> **WHAT NEEDS TO BE DONE**
Print the lines of data from the beginning through the line holding "colorbar-bin--20 — [954, 443, 975, 486]", inclusive, reproducing each one exactly.

> **SUPPLIED ENTRIES**

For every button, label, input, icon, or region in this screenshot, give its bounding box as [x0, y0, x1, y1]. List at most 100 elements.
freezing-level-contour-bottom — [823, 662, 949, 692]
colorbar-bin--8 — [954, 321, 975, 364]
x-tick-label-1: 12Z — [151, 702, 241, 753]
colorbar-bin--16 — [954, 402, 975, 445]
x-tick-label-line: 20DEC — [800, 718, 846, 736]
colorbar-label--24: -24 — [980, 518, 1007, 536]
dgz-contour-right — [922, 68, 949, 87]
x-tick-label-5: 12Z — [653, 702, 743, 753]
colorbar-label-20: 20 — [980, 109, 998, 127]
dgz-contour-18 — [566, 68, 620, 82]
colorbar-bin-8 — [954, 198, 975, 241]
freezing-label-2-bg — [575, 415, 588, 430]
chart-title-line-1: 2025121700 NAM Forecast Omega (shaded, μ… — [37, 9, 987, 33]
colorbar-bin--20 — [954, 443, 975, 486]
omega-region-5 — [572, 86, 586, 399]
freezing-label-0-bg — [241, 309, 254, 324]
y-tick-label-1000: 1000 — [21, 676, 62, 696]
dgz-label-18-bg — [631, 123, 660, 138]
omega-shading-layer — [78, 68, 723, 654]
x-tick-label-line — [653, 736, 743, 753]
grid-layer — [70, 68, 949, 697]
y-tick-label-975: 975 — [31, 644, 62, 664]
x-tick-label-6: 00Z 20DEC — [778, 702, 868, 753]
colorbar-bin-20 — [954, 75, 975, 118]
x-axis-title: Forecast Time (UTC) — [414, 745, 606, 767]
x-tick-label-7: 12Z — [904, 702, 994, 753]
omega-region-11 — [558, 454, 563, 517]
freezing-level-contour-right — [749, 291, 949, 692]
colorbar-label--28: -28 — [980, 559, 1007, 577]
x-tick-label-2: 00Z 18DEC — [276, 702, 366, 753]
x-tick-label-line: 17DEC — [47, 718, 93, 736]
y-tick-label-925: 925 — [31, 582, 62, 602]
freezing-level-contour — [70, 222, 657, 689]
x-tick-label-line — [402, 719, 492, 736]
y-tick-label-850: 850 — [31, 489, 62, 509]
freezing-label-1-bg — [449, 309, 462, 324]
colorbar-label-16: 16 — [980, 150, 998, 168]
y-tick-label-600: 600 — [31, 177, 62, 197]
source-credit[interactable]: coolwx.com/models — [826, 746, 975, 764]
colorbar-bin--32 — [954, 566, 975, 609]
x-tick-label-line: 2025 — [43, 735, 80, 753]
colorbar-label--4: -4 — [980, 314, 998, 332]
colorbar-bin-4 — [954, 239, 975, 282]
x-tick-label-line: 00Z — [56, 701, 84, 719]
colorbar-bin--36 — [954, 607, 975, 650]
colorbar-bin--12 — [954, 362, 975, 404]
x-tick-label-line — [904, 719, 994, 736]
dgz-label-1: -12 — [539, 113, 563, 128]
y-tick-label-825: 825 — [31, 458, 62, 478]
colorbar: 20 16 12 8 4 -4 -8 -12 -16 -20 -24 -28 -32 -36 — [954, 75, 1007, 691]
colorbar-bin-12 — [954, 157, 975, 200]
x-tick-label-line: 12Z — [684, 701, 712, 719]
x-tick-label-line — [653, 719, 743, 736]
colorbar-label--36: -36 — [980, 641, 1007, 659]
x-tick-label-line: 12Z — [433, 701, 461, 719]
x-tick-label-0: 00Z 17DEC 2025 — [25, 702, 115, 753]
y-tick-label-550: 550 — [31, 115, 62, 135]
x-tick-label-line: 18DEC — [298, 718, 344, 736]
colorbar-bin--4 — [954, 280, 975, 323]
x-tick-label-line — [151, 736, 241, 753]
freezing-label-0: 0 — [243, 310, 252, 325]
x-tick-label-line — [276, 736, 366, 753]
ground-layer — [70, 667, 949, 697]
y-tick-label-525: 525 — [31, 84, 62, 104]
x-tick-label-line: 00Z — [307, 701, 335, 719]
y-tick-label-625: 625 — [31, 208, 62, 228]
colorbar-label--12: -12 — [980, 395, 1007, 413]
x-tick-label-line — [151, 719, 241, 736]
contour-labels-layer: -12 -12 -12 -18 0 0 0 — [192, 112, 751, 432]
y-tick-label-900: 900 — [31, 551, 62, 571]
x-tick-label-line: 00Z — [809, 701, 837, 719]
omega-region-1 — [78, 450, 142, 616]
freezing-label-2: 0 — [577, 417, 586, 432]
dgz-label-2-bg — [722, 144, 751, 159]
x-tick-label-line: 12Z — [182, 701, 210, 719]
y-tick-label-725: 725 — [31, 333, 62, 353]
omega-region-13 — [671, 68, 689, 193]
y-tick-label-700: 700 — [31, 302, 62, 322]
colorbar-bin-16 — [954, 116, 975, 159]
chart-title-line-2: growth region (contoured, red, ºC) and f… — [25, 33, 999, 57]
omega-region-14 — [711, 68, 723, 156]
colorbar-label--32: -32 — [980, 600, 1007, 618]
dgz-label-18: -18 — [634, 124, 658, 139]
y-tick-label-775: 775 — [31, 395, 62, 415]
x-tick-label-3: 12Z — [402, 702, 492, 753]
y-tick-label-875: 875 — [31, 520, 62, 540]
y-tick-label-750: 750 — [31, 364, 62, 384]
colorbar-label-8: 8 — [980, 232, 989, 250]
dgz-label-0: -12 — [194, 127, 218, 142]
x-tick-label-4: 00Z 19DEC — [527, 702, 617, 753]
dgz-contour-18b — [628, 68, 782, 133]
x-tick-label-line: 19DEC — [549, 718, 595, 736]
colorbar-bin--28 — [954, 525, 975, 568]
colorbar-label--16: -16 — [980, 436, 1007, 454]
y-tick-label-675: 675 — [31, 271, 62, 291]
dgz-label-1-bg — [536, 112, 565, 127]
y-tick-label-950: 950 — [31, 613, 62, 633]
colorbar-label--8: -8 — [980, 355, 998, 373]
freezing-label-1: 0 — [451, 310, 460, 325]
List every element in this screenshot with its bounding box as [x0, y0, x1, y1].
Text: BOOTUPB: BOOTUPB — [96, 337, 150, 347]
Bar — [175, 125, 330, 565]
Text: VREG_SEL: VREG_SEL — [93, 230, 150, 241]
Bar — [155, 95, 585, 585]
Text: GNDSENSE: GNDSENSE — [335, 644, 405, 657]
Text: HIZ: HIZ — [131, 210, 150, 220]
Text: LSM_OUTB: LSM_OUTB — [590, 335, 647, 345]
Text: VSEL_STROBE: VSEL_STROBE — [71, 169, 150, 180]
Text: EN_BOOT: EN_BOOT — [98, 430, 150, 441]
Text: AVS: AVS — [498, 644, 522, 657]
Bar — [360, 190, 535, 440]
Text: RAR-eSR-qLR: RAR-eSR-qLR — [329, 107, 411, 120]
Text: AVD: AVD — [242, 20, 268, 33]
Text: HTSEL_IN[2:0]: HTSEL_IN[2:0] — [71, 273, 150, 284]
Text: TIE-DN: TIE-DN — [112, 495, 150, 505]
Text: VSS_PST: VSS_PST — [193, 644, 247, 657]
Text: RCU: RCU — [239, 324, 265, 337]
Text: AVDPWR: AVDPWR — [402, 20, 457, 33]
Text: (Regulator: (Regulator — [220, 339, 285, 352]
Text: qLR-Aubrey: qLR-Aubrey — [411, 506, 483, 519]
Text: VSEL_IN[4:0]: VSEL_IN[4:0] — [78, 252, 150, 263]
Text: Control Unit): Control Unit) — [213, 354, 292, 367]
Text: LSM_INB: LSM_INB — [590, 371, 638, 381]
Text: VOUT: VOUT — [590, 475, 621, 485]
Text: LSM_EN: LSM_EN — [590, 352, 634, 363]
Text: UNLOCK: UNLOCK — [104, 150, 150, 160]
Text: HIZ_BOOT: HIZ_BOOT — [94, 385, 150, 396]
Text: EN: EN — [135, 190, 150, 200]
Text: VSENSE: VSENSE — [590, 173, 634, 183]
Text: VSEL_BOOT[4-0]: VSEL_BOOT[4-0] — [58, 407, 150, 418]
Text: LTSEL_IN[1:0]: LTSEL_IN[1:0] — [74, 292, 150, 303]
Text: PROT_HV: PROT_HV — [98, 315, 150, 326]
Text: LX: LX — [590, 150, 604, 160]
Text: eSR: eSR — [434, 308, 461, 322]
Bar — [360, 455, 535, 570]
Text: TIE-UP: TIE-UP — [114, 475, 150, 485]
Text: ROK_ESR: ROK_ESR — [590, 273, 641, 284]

> **THE RESPONSE**
For every button, label, input, icon, or region in this screenshot, give its bounding box as [x0, y0, x1, y1]. List at most 100 elements.
freezing-level-contour-bottom — [823, 662, 949, 692]
colorbar-bin--8 — [954, 321, 975, 364]
x-tick-label-1: 12Z — [151, 702, 241, 753]
colorbar-bin--16 — [954, 402, 975, 445]
x-tick-label-line: 20DEC — [800, 718, 846, 736]
colorbar-label--24: -24 — [980, 518, 1007, 536]
dgz-contour-right — [922, 68, 949, 87]
x-tick-label-5: 12Z — [653, 702, 743, 753]
colorbar-label-20: 20 — [980, 109, 998, 127]
dgz-contour-18 — [566, 68, 620, 82]
colorbar-bin-8 — [954, 198, 975, 241]
freezing-label-2-bg — [575, 415, 588, 430]
chart-title-line-1: 2025121700 NAM Forecast Omega (shaded, μ… — [37, 9, 987, 33]
colorbar-bin--20 — [954, 443, 975, 486]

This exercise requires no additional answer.